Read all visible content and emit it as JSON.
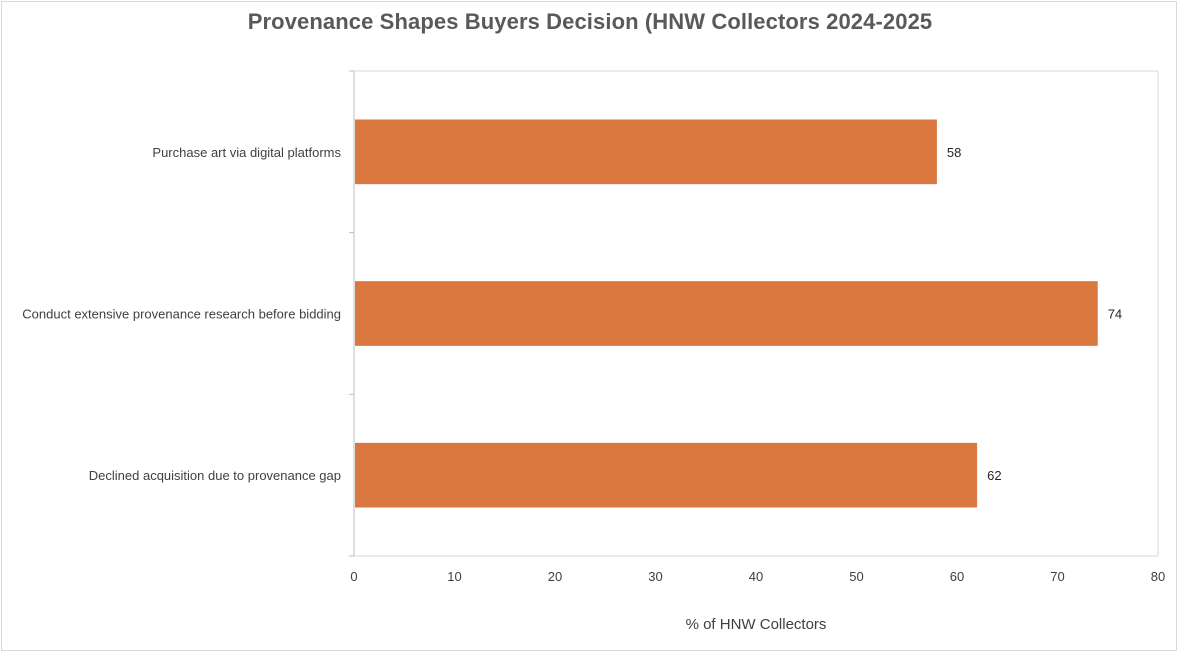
{
  "chart_data": {
    "type": "bar",
    "orientation": "horizontal",
    "title": "Provenance Shapes Buyers Decision (HNW Collectors 2024-2025",
    "categories": [
      "Purchase art via digital platforms",
      "Conduct extensive provenance research before bidding",
      "Declined acquisition due to provenance gap"
    ],
    "values": [
      58,
      74,
      62
    ],
    "xlabel": "% of HNW Collectors",
    "ylabel": "",
    "xlim": [
      0,
      80
    ],
    "xticks": [
      0,
      10,
      20,
      30,
      40,
      50,
      60,
      70,
      80
    ],
    "bar_color": "#D9773F",
    "grid": false,
    "legend": "none",
    "data_labels": true
  }
}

----

:: WORK TO DO ::
Of the lines in the data above, how many contain the word "Collectors"? Give only that figure.

:: EXERCISE SOLUTION ::
2